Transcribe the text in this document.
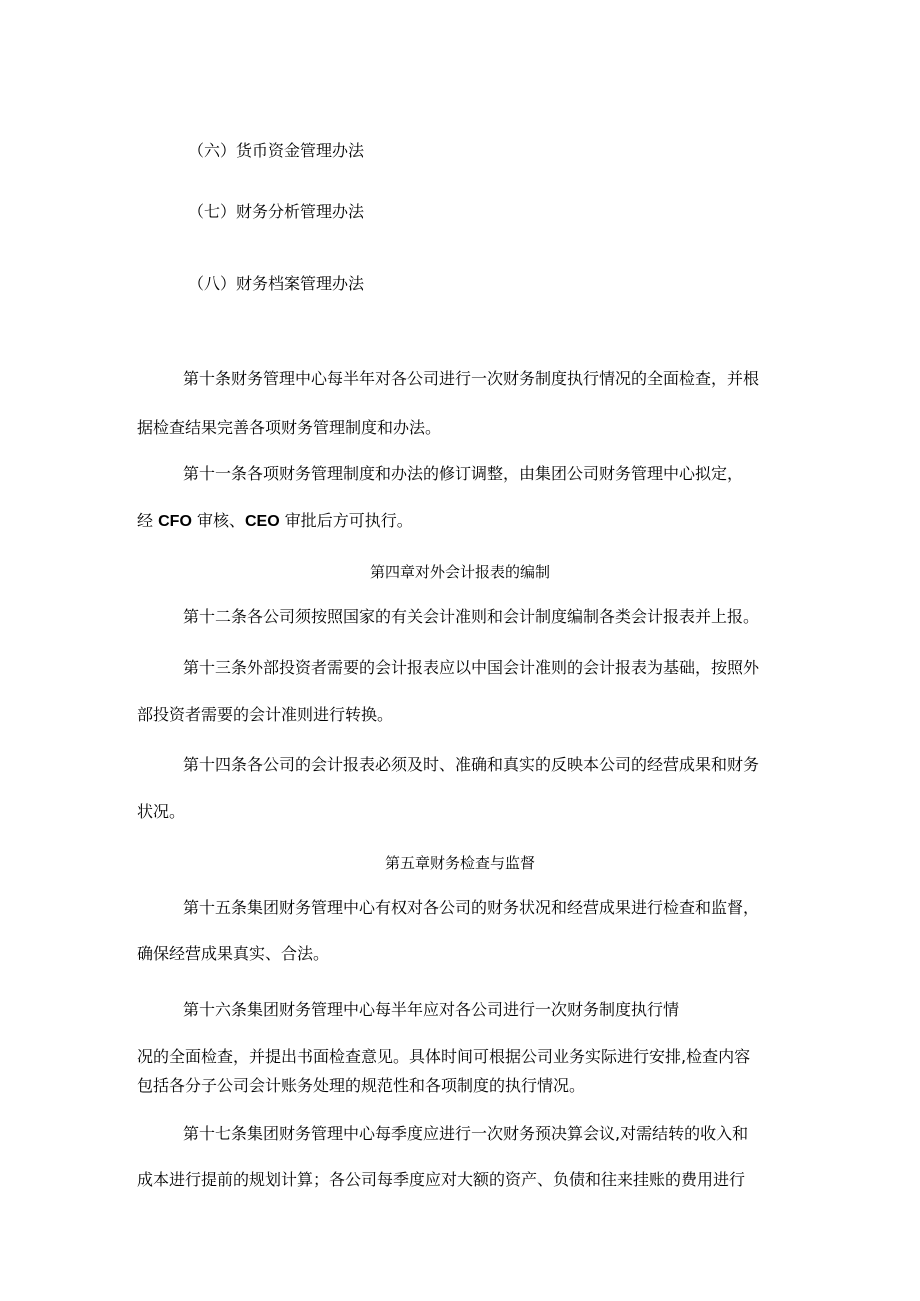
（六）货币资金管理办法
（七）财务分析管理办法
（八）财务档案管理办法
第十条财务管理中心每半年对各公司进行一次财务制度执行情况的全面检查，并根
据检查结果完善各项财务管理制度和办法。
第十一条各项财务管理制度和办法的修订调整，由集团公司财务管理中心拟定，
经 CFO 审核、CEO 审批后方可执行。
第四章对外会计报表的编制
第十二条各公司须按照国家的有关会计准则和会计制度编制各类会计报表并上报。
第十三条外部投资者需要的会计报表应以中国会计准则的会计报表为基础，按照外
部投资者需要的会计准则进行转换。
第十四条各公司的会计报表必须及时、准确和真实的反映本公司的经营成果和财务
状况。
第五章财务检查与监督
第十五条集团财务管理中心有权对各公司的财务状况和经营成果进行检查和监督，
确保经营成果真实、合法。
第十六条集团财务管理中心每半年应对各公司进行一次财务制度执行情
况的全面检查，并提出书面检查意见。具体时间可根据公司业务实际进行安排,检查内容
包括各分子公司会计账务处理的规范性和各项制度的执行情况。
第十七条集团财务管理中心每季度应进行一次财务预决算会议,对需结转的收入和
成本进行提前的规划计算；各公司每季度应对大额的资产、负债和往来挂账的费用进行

━━━

_GIVEN INSTRUCTION_:
Each line above is to be copied verbatim. Drop any image from the copy.

_OUTPUT BELOW_:
Transcribe the text in this document.
（六）货币资金管理办法
（七）财务分析管理办法
（八）财务档案管理办法
第十条财务管理中心每半年对各公司进行一次财务制度执行情况的全面检查，并根
据检查结果完善各项财务管理制度和办法。
第十一条各项财务管理制度和办法的修订调整，由集团公司财务管理中心拟定，
经 CFO 审核、CEO 审批后方可执行。
第四章对外会计报表的编制
第十二条各公司须按照国家的有关会计准则和会计制度编制各类会计报表并上报。
第十三条外部投资者需要的会计报表应以中国会计准则的会计报表为基础，按照外
部投资者需要的会计准则进行转换。
第十四条各公司的会计报表必须及时、准确和真实的反映本公司的经营成果和财务
状况。
第五章财务检查与监督
第十五条集团财务管理中心有权对各公司的财务状况和经营成果进行检查和监督，
确保经营成果真实、合法。
第十六条集团财务管理中心每半年应对各公司进行一次财务制度执行情
况的全面检查，并提出书面检查意见。具体时间可根据公司业务实际进行安排,检查内容
包括各分子公司会计账务处理的规范性和各项制度的执行情况。
第十七条集团财务管理中心每季度应进行一次财务预决算会议,对需结转的收入和
成本进行提前的规划计算；各公司每季度应对大额的资产、负债和往来挂账的费用进行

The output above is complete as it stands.